# THE PROBLEM:
Show all lines holding the string "Daily".

# RECORDS PROVIDED:
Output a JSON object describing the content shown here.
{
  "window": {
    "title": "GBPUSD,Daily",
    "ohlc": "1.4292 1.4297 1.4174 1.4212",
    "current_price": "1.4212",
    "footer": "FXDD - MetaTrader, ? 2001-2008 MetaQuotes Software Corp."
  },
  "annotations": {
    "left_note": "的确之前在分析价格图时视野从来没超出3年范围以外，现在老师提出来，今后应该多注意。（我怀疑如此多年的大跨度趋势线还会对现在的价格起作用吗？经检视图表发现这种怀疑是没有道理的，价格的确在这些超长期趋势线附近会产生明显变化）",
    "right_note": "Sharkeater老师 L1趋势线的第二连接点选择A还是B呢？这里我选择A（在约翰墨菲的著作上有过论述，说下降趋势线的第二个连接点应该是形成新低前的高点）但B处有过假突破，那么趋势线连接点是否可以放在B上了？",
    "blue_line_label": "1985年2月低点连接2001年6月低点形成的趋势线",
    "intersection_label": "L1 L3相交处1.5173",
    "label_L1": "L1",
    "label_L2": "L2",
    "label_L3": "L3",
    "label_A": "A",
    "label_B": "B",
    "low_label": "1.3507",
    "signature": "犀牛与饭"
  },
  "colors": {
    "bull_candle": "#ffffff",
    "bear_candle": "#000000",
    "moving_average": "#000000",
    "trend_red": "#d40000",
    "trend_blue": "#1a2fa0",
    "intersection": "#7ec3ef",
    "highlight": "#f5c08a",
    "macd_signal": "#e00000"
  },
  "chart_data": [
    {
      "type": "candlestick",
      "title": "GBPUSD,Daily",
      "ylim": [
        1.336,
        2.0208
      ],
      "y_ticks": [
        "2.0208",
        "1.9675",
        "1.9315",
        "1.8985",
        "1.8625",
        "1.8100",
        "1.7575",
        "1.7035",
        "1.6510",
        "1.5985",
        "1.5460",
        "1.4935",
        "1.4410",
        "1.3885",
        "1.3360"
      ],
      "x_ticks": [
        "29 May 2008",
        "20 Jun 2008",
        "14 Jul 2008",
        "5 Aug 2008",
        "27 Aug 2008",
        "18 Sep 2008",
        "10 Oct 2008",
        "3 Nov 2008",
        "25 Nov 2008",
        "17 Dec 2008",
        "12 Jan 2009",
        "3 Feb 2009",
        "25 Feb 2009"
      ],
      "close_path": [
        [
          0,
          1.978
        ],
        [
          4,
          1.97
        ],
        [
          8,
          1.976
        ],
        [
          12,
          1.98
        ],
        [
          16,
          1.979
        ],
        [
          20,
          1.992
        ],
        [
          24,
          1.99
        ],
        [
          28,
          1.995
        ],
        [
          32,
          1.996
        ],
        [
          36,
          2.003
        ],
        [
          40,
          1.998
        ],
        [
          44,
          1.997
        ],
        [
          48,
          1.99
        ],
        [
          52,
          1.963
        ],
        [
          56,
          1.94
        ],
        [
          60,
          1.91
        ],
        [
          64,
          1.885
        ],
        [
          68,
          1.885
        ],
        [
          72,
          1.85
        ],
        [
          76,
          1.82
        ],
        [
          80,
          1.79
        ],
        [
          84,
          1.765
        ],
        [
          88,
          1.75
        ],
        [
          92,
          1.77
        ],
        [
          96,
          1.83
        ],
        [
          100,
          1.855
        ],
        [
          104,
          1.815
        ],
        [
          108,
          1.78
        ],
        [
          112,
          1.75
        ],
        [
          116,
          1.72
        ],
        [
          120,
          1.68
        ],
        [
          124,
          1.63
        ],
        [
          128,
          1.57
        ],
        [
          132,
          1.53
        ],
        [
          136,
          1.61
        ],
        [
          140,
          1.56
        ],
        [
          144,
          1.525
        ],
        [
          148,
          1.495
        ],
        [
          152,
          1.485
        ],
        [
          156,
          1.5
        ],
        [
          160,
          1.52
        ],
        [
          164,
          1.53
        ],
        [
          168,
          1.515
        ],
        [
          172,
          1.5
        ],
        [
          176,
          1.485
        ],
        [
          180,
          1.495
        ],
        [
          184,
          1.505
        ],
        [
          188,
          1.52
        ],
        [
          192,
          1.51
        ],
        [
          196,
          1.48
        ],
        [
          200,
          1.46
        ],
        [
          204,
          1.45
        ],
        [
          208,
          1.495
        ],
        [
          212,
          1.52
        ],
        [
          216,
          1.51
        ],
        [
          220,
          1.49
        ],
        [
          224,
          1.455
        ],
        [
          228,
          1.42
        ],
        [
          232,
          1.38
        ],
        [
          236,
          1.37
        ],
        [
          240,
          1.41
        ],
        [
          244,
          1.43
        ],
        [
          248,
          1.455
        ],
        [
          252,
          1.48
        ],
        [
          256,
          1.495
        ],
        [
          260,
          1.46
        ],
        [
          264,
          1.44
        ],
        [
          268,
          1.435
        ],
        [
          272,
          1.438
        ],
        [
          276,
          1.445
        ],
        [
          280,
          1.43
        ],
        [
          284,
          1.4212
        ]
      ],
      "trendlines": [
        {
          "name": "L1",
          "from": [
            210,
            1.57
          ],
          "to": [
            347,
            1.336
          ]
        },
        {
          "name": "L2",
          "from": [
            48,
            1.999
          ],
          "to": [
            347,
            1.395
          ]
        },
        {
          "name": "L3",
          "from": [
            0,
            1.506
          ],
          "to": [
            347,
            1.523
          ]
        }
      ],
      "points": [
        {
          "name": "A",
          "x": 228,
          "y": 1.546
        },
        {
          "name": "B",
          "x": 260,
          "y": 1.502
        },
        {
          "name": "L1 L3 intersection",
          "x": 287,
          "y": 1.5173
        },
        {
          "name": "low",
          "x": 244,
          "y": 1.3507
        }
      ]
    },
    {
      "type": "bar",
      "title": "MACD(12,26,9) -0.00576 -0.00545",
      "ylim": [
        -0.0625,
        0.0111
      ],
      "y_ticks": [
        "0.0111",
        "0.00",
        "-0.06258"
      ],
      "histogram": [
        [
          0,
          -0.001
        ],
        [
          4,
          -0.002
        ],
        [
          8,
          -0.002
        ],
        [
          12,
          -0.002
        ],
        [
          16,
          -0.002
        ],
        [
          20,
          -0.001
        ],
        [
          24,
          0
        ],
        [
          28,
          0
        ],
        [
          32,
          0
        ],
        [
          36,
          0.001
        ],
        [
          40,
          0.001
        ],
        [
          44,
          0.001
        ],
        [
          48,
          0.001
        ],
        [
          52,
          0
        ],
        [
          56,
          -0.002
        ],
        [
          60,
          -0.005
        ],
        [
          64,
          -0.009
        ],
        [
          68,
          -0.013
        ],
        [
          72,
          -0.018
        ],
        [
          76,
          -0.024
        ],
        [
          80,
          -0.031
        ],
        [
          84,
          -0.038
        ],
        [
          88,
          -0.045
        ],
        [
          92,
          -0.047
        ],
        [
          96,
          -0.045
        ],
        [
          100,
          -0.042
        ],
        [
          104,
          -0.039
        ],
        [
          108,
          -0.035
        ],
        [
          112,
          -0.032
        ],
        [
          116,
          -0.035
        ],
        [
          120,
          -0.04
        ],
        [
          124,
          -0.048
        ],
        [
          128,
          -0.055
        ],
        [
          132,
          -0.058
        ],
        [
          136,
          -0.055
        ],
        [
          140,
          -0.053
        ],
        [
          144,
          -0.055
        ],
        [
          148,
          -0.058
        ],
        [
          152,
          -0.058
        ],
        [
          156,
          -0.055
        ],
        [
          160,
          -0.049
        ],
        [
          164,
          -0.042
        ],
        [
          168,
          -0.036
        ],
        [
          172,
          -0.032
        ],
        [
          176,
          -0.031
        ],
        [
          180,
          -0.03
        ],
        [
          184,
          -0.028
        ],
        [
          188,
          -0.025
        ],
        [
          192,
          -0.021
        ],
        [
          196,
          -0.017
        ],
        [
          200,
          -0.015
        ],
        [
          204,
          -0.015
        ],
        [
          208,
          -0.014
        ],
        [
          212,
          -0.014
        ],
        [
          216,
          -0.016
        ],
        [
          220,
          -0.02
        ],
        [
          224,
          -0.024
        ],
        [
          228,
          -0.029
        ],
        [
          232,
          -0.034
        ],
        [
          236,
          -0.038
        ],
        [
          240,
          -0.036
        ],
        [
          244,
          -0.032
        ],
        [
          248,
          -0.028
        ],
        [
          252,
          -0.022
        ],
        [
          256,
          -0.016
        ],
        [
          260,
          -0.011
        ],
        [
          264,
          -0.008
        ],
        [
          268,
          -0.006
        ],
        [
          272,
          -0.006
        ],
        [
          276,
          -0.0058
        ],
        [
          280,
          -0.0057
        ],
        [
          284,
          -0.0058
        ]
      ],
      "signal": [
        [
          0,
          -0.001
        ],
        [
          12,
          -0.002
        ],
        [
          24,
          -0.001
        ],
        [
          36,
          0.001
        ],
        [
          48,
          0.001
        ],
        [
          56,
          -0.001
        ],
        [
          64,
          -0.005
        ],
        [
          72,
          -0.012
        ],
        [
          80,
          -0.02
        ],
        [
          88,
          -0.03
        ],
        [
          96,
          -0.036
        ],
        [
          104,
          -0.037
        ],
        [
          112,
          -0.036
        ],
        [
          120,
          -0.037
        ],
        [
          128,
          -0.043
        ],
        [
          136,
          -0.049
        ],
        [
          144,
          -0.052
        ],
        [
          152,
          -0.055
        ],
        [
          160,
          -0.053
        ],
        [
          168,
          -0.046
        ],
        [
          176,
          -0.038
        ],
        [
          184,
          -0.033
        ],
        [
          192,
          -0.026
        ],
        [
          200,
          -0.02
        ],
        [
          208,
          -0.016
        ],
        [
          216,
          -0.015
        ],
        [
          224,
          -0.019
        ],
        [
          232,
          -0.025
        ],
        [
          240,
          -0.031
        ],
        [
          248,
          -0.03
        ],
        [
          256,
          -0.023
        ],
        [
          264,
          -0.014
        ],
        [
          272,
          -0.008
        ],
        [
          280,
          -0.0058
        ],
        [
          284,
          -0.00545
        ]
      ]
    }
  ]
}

# THE REPLY:
    "title": "GBPUSD,Daily",
      "title": "GBPUSD,Daily",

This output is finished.